Stored data entries
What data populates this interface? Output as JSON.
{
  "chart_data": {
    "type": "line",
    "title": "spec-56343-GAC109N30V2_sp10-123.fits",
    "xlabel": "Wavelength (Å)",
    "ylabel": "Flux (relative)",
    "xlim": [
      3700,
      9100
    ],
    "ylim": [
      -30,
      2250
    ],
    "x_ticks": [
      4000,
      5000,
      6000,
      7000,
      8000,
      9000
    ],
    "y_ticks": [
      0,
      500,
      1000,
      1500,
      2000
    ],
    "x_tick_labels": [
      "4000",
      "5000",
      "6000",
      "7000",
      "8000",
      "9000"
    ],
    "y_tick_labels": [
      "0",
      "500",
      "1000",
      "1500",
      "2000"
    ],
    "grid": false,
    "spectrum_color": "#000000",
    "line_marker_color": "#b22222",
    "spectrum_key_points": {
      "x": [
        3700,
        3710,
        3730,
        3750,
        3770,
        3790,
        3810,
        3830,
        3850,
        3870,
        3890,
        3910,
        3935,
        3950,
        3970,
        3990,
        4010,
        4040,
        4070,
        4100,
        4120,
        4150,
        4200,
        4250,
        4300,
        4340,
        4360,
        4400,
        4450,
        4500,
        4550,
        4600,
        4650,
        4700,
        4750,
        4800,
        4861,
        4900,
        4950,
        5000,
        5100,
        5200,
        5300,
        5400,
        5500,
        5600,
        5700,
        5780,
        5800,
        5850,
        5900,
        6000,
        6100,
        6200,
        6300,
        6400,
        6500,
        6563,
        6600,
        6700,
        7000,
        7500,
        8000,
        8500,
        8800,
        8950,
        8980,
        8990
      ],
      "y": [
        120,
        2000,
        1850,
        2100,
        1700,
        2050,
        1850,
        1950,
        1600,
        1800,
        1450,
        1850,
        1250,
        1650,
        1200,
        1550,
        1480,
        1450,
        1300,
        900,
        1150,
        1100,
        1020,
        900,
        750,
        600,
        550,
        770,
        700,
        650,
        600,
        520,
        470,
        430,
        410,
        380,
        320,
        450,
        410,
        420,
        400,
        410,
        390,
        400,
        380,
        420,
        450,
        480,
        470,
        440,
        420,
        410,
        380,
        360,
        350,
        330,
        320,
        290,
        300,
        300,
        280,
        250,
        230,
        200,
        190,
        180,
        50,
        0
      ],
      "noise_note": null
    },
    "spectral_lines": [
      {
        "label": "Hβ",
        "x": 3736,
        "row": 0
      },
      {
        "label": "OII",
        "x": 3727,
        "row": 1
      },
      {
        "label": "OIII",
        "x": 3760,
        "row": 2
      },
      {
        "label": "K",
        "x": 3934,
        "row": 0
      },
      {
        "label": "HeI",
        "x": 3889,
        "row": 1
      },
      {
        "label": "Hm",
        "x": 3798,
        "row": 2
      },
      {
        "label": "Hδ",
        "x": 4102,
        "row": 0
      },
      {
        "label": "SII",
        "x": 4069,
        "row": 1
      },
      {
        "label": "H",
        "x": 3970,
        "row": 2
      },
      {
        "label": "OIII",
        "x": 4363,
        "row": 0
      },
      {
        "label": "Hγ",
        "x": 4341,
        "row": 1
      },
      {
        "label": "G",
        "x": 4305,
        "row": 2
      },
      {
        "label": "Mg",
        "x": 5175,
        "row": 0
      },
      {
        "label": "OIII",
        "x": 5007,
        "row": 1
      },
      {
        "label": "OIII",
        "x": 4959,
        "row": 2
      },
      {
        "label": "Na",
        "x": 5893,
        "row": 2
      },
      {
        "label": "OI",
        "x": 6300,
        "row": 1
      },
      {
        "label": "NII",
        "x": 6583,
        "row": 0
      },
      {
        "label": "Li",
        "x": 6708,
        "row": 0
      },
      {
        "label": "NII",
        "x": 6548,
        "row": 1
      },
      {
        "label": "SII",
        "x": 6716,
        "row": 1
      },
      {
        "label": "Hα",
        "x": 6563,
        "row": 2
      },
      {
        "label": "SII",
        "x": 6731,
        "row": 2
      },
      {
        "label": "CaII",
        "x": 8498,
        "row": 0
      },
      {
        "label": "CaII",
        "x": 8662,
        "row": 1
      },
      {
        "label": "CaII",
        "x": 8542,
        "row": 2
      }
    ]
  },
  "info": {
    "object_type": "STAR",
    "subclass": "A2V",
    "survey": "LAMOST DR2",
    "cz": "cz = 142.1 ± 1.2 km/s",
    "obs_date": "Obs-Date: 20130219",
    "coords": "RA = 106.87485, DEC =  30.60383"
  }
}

Work to do: Your task is to retype all of the records exactly.

Response to the exercise:
What data populates this interface? Output as JSON.
{
  "chart_data": {
    "type": "line",
    "title": "spec-56343-GAC109N30V2_sp10-123.fits",
    "xlabel": "Wavelength (Å)",
    "ylabel": "Flux (relative)",
    "xlim": [
      3700,
      9100
    ],
    "ylim": [
      -30,
      2250
    ],
    "x_ticks": [
      4000,
      5000,
      6000,
      7000,
      8000,
      9000
    ],
    "y_ticks": [
      0,
      500,
      1000,
      1500,
      2000
    ],
    "x_tick_labels": [
      "4000",
      "5000",
      "6000",
      "7000",
      "8000",
      "9000"
    ],
    "y_tick_labels": [
      "0",
      "500",
      "1000",
      "1500",
      "2000"
    ],
    "grid": false,
    "spectrum_color": "#000000",
    "line_marker_color": "#b22222",
    "spectrum_key_points": {
      "x": [
        3700,
        3710,
        3730,
        3750,
        3770,
        3790,
        3810,
        3830,
        3850,
        3870,
        3890,
        3910,
        3935,
        3950,
        3970,
        3990,
        4010,
        4040,
        4070,
        4100,
        4120,
        4150,
        4200,
        4250,
        4300,
        4340,
        4360,
        4400,
        4450,
        4500,
        4550,
        4600,
        4650,
        4700,
        4750,
        4800,
        4861,
        4900,
        4950,
        5000,
        5100,
        5200,
        5300,
        5400,
        5500,
        5600,
        5700,
        5780,
        5800,
        5850,
        5900,
        6000,
        6100,
        6200,
        6300,
        6400,
        6500,
        6563,
        6600,
        6700,
        7000,
        7500,
        8000,
        8500,
        8800,
        8950,
        8980,
        8990
      ],
      "y": [
        120,
        2000,
        1850,
        2100,
        1700,
        2050,
        1850,
        1950,
        1600,
        1800,
        1450,
        1850,
        1250,
        1650,
        1200,
        1550,
        1480,
        1450,
        1300,
        900,
        1150,
        1100,
        1020,
        900,
        750,
        600,
        550,
        770,
        700,
        650,
        600,
        520,
        470,
        430,
        410,
        380,
        320,
        450,
        410,
        420,
        400,
        410,
        390,
        400,
        380,
        420,
        450,
        480,
        470,
        440,
        420,
        410,
        380,
        360,
        350,
        330,
        320,
        290,
        300,
        300,
        280,
        250,
        230,
        200,
        190,
        180,
        50,
        0
      ],
      "noise_note": null
    },
    "spectral_lines": [
      {
        "label": "Hβ",
        "x": 3736,
        "row": 0
      },
      {
        "label": "OII",
        "x": 3727,
        "row": 1
      },
      {
        "label": "OIII",
        "x": 3760,
        "row": 2
      },
      {
        "label": "K",
        "x": 3934,
        "row": 0
      },
      {
        "label": "HeI",
        "x": 3889,
        "row": 1
      },
      {
        "label": "Hm",
        "x": 3798,
        "row": 2
      },
      {
        "label": "Hδ",
        "x": 4102,
        "row": 0
      },
      {
        "label": "SII",
        "x": 4069,
        "row": 1
      },
      {
        "label": "H",
        "x": 3970,
        "row": 2
      },
      {
        "label": "OIII",
        "x": 4363,
        "row": 0
      },
      {
        "label": "Hγ",
        "x": 4341,
        "row": 1
      },
      {
        "label": "G",
        "x": 4305,
        "row": 2
      },
      {
        "label": "Mg",
        "x": 5175,
        "row": 0
      },
      {
        "label": "OIII",
        "x": 5007,
        "row": 1
      },
      {
        "label": "OIII",
        "x": 4959,
        "row": 2
      },
      {
        "label": "Na",
        "x": 5893,
        "row": 2
      },
      {
        "label": "OI",
        "x": 6300,
        "row": 1
      },
      {
        "label": "NII",
        "x": 6583,
        "row": 0
      },
      {
        "label": "Li",
        "x": 6708,
        "row": 0
      },
      {
        "label": "NII",
        "x": 6548,
        "row": 1
      },
      {
        "label": "SII",
        "x": 6716,
        "row": 1
      },
      {
        "label": "Hα",
        "x": 6563,
        "row": 2
      },
      {
        "label": "SII",
        "x": 6731,
        "row": 2
      },
      {
        "label": "CaII",
        "x": 8498,
        "row": 0
      },
      {
        "label": "CaII",
        "x": 8662,
        "row": 1
      },
      {
        "label": "CaII",
        "x": 8542,
        "row": 2
      }
    ]
  },
  "info": {
    "object_type": "STAR",
    "subclass": "A2V",
    "survey": "LAMOST DR2",
    "cz": "cz = 142.1 ± 1.2 km/s",
    "obs_date": "Obs-Date: 20130219",
    "coords": "RA = 106.87485, DEC =  30.60383"
  }
}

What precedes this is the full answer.